(Stored data entries)
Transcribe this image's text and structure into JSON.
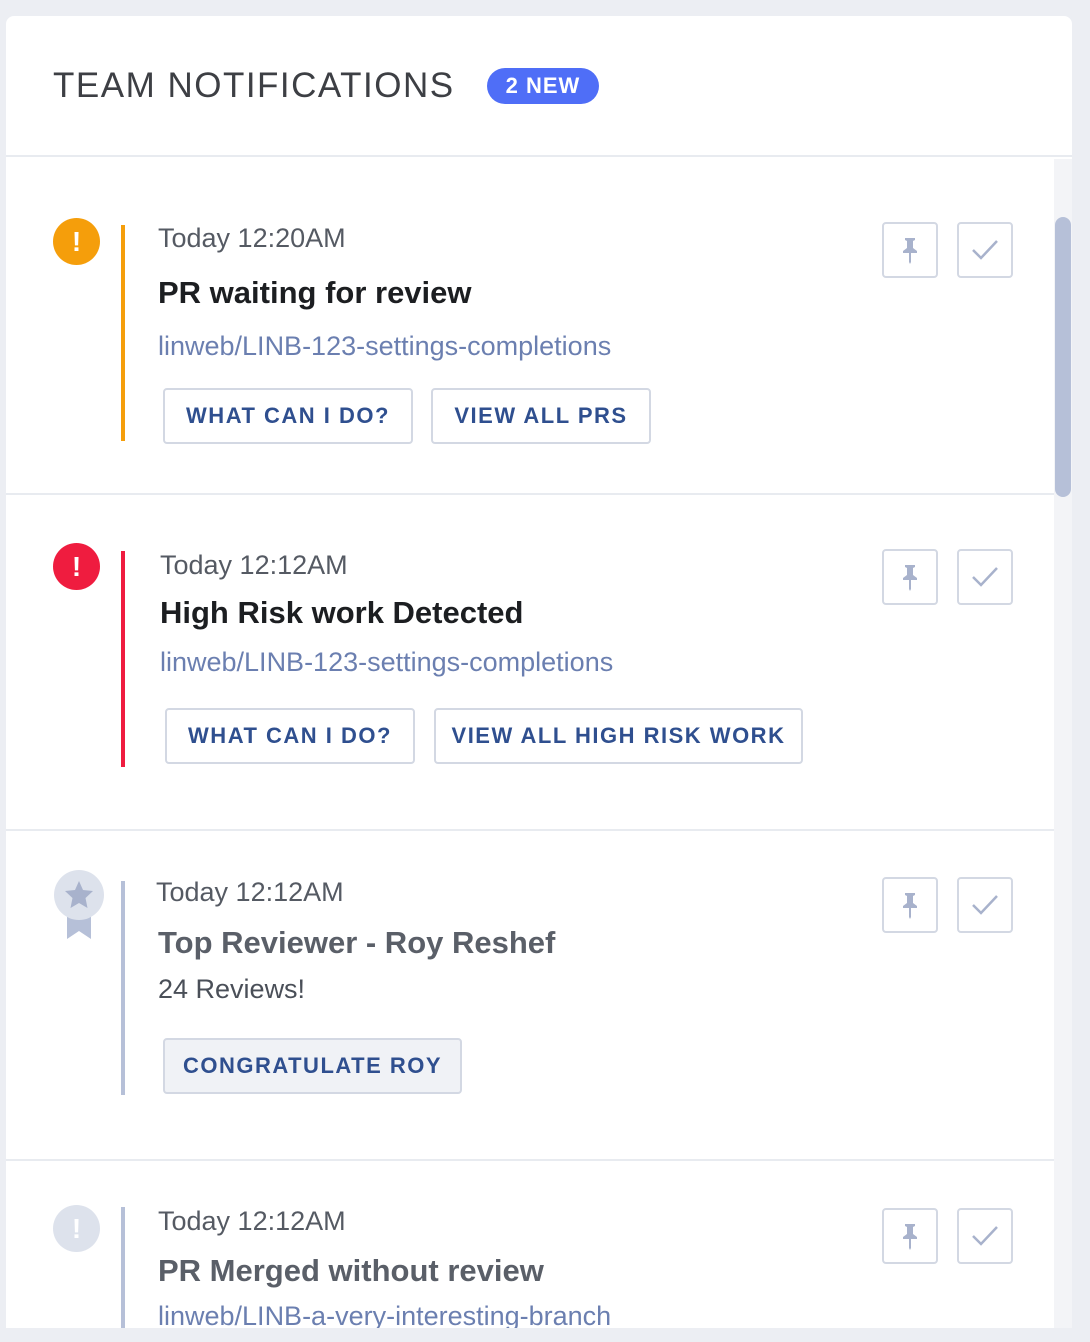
{
  "header": {
    "title": "TEAM NOTIFICATIONS",
    "badge": "2 NEW"
  },
  "colors": {
    "warning": "#f59e0b",
    "danger": "#ef1c3f",
    "neutral": "#b6c0d8",
    "accent": "#4f6ef7"
  },
  "notifications": [
    {
      "time": "Today 12:20AM",
      "title": "PR waiting for review",
      "link": "linweb/LINB-123-settings-completions",
      "icon": "warning-icon",
      "actions": [
        "WHAT CAN I DO?",
        "VIEW ALL PRS"
      ]
    },
    {
      "time": "Today 12:12AM",
      "title": "High Risk work Detected",
      "link": "linweb/LINB-123-settings-completions",
      "icon": "alert-icon",
      "actions": [
        "WHAT CAN I DO?",
        "VIEW ALL HIGH RISK WORK"
      ]
    },
    {
      "time": "Today 12:12AM",
      "title": "Top Reviewer - Roy Reshef",
      "subtext": "24 Reviews!",
      "icon": "award-star-icon",
      "actions": [
        "CONGRATULATE ROY"
      ]
    },
    {
      "time": "Today 12:12AM",
      "title": "PR Merged without review",
      "link": "linweb/LINB-a-very-interesting-branch",
      "icon": "info-alert-icon",
      "actions": []
    }
  ]
}
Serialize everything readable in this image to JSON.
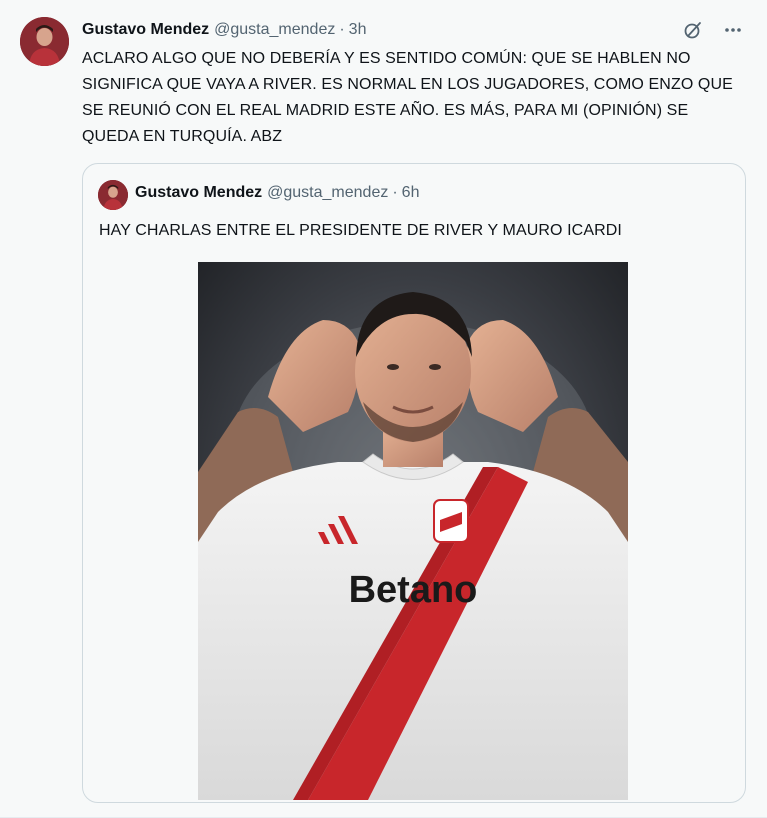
{
  "tweet": {
    "author_name": "Gustavo Mendez",
    "author_handle": "@gusta_mendez",
    "separator": "·",
    "time": "3h",
    "text": "ACLARO ALGO QUE NO DEBERÍA Y ES SENTIDO COMÚN: QUE SE HABLEN NO SIGNIFICA QUE VAYA A RIVER. ES NORMAL EN LOS JUGADORES, COMO ENZO QUE SE REUNIÓ CON EL REAL MADRID ESTE AÑO. ES MÁS, PARA MI (OPINIÓN) SE QUEDA EN TURQUÍA. ABZ",
    "icons": {
      "grok": "grok-icon",
      "more": "more-options-icon"
    }
  },
  "quoted_tweet": {
    "author_name": "Gustavo Mendez",
    "author_handle": "@gusta_mendez",
    "separator": "·",
    "time": "6h",
    "text": "HAY CHARLAS ENTRE EL PRESIDENTE DE RIVER Y MAURO ICARDI",
    "image": {
      "jersey_sponsor": "Betano",
      "description_icon": "player-photo"
    }
  },
  "colors": {
    "background": "#f7f9f9",
    "text": "#0f1419",
    "secondary_text": "#536471",
    "border": "#cfd9de",
    "river_red": "#c8262b"
  }
}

- **TASK TO CARRY OUT**: In the entries above, how many lines contain the word "this"? Answer with the number only.

- **TASK OUTPUT**: 2